* [PROVIDED DATA]:
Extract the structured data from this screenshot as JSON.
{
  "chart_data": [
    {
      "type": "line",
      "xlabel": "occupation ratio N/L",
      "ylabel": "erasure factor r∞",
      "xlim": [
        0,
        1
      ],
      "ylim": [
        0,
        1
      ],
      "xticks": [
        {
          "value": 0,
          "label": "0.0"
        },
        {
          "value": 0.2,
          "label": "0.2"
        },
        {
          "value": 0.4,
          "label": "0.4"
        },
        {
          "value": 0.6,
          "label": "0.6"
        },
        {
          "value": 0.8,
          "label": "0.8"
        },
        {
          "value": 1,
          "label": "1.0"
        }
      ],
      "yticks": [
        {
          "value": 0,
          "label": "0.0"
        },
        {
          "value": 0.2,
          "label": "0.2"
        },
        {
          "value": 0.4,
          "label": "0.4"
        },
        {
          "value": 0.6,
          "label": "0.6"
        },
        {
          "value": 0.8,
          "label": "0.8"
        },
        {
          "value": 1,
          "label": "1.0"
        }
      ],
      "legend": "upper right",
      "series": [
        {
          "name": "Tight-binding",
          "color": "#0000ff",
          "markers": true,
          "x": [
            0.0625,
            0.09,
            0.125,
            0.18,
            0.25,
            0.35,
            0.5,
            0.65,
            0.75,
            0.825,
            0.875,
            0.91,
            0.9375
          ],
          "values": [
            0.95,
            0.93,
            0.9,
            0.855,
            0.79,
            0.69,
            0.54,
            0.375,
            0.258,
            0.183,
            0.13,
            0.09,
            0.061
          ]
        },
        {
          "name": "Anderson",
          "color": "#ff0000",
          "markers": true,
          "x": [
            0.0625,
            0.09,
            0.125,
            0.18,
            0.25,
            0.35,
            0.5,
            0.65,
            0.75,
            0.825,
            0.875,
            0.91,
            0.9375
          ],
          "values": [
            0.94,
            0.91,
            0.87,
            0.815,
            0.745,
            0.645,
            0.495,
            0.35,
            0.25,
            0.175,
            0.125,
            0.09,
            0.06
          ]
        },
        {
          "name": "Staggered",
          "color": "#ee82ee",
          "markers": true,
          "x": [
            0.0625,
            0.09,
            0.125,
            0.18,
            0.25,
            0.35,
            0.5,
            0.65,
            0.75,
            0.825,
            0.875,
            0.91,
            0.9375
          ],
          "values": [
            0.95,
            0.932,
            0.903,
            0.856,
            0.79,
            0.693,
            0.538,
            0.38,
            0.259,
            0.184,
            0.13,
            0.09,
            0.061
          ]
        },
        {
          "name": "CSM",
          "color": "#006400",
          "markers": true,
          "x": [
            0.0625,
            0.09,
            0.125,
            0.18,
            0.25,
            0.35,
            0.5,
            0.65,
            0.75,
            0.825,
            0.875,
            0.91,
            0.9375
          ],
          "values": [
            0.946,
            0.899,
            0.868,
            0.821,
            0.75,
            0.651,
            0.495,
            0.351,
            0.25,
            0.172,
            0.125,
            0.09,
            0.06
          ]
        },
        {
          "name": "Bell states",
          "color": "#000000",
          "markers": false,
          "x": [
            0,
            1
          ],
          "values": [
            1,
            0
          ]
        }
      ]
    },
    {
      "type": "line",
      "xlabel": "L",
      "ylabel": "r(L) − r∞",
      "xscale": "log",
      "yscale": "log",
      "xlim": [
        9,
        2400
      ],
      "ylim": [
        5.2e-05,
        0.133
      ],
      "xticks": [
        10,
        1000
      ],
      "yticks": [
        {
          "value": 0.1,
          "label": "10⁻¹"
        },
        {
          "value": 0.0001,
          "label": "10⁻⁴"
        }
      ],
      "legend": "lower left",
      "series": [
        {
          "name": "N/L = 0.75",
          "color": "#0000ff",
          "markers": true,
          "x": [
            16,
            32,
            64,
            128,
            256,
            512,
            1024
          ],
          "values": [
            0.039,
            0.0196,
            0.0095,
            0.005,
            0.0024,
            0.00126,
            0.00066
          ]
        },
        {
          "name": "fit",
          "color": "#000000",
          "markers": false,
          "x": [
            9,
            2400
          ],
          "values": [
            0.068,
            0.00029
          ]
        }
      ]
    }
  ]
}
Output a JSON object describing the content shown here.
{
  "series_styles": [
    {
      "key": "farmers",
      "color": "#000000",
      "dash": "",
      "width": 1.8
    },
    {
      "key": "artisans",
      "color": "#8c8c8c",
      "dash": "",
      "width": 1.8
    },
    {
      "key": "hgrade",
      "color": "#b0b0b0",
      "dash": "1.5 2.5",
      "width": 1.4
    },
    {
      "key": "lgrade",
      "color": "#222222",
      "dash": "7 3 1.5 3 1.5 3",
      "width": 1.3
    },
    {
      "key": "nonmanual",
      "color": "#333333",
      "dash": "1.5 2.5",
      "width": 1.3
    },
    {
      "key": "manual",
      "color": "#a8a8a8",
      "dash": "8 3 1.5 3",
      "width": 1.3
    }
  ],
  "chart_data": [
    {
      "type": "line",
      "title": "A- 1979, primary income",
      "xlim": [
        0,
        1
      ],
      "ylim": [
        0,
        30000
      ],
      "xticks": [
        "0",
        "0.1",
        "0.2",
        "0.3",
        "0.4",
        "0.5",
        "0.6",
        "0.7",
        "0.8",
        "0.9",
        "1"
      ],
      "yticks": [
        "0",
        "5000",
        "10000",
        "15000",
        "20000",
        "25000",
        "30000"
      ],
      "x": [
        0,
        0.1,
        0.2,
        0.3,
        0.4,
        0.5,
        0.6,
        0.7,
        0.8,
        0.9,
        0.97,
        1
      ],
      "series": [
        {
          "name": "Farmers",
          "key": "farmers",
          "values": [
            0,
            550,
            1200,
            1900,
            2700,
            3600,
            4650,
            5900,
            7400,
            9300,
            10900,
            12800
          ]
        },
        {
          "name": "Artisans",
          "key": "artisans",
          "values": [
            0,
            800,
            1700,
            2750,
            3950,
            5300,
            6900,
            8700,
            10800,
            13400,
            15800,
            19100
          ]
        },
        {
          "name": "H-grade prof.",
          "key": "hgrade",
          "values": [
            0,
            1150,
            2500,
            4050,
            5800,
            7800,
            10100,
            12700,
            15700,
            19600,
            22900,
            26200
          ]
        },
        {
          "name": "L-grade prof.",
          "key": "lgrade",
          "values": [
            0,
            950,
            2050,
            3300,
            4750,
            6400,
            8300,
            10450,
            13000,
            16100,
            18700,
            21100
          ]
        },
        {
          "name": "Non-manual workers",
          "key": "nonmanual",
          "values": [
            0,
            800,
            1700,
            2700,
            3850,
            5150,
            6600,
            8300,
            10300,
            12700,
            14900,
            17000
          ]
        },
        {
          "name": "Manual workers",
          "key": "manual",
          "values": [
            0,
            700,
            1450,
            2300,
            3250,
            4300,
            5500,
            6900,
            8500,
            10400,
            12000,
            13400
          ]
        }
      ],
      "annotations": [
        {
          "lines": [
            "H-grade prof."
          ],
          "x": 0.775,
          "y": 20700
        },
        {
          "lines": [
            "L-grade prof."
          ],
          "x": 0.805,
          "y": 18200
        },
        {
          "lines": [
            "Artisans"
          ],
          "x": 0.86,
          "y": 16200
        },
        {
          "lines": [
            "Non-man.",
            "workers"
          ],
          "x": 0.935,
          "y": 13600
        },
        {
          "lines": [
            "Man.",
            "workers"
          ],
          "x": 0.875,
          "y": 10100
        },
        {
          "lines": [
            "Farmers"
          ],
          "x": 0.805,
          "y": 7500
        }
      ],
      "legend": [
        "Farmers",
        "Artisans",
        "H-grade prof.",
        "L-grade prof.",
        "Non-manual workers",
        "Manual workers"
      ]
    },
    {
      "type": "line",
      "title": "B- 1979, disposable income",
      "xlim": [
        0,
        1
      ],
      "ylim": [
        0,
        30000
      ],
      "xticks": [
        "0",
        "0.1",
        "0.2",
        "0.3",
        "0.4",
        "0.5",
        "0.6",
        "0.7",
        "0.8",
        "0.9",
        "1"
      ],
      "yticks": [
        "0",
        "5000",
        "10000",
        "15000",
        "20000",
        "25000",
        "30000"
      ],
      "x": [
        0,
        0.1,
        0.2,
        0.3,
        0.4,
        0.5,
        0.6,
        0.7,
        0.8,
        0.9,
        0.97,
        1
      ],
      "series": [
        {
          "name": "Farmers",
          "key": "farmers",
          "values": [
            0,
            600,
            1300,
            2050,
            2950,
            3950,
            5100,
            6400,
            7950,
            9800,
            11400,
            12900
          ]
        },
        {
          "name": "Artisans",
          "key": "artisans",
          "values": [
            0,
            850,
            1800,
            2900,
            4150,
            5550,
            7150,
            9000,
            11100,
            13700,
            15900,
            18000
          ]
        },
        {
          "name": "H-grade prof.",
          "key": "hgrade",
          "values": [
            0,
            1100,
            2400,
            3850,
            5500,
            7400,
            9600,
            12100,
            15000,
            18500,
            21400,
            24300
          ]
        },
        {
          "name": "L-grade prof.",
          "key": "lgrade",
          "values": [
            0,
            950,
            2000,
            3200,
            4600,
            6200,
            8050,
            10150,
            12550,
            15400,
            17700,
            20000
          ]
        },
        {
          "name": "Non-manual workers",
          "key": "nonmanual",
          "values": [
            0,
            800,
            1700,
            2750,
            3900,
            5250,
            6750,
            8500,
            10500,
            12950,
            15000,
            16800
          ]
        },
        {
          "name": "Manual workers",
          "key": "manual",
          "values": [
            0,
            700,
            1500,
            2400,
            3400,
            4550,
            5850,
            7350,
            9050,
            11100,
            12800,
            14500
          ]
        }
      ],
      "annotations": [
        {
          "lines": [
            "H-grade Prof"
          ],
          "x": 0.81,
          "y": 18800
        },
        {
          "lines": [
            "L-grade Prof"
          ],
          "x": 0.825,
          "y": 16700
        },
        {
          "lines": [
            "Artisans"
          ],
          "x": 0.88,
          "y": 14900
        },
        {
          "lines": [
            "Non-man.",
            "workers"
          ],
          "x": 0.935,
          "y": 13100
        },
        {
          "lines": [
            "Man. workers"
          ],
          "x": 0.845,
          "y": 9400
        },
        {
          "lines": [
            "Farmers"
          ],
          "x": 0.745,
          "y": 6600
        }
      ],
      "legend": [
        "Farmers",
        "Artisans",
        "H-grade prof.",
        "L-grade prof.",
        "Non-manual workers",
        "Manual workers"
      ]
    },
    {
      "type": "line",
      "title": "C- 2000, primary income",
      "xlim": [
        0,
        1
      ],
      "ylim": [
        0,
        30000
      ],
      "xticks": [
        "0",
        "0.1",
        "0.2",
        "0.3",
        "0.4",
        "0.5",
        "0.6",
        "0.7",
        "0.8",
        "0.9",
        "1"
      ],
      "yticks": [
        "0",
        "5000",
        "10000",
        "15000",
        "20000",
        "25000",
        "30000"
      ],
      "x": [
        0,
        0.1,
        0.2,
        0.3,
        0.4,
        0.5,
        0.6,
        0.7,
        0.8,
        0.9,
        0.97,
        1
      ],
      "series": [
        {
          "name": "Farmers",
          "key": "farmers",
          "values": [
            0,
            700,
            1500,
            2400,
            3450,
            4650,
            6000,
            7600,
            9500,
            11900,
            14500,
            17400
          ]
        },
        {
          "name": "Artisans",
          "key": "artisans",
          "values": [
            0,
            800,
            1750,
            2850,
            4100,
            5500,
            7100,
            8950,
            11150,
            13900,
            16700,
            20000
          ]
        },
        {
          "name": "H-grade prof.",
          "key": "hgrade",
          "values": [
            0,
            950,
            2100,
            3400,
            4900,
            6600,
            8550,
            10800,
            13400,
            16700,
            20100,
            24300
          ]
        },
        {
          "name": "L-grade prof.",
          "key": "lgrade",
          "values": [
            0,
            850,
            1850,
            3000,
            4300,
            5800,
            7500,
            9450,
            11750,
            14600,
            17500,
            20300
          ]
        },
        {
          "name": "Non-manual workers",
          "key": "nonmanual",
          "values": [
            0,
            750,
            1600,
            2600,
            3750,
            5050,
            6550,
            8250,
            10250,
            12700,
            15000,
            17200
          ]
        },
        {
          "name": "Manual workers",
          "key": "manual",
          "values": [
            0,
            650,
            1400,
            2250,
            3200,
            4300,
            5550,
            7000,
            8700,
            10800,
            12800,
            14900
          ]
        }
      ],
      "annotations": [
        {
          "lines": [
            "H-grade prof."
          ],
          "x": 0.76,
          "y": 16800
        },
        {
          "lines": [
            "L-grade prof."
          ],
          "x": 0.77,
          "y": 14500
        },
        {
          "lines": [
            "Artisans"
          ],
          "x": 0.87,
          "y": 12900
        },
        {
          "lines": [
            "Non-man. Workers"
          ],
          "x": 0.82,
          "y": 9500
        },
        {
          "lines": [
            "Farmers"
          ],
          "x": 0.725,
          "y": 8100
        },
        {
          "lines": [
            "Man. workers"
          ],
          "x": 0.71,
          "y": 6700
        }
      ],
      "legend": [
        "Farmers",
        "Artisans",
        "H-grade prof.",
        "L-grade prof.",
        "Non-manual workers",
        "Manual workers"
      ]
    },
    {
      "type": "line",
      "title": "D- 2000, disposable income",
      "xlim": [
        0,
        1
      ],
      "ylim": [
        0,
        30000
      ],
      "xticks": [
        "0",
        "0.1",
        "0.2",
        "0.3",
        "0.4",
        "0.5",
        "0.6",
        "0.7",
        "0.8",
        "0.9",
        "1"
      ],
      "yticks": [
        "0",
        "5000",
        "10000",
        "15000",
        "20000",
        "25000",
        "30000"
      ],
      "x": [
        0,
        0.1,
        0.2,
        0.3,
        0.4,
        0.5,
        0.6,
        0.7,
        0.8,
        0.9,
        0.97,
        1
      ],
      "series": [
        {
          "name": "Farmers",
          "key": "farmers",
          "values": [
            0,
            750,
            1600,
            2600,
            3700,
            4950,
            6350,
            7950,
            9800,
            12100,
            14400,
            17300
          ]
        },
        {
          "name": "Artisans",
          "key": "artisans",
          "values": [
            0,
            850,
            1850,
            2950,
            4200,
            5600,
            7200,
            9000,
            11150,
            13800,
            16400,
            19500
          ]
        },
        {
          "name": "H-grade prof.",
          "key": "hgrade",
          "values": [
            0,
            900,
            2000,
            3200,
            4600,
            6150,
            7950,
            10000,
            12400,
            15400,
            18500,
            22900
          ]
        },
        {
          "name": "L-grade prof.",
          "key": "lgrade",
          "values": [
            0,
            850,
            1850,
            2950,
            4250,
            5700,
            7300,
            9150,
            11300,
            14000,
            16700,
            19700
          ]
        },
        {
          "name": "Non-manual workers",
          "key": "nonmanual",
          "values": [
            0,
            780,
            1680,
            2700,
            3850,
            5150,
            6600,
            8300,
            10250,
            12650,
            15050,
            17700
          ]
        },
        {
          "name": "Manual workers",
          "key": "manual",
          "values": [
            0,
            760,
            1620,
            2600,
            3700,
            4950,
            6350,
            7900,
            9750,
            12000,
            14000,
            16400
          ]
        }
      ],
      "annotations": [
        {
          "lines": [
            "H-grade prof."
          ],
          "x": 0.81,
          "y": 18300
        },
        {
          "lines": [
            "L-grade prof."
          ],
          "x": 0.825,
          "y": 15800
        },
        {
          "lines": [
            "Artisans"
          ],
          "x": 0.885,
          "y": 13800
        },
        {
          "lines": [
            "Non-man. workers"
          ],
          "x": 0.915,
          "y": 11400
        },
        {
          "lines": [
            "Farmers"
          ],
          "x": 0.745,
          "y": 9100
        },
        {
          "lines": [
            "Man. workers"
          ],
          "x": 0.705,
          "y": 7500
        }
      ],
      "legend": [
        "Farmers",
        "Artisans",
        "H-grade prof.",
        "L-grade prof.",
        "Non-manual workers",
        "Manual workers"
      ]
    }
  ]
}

* [EXERCISE BRIEF]: Look above for lines with the word "disposable" and copy them all.

* [EXERCISE ANSWER]:
      "title": "B- 1979, disposable income",
      "title": "D- 2000, disposable income",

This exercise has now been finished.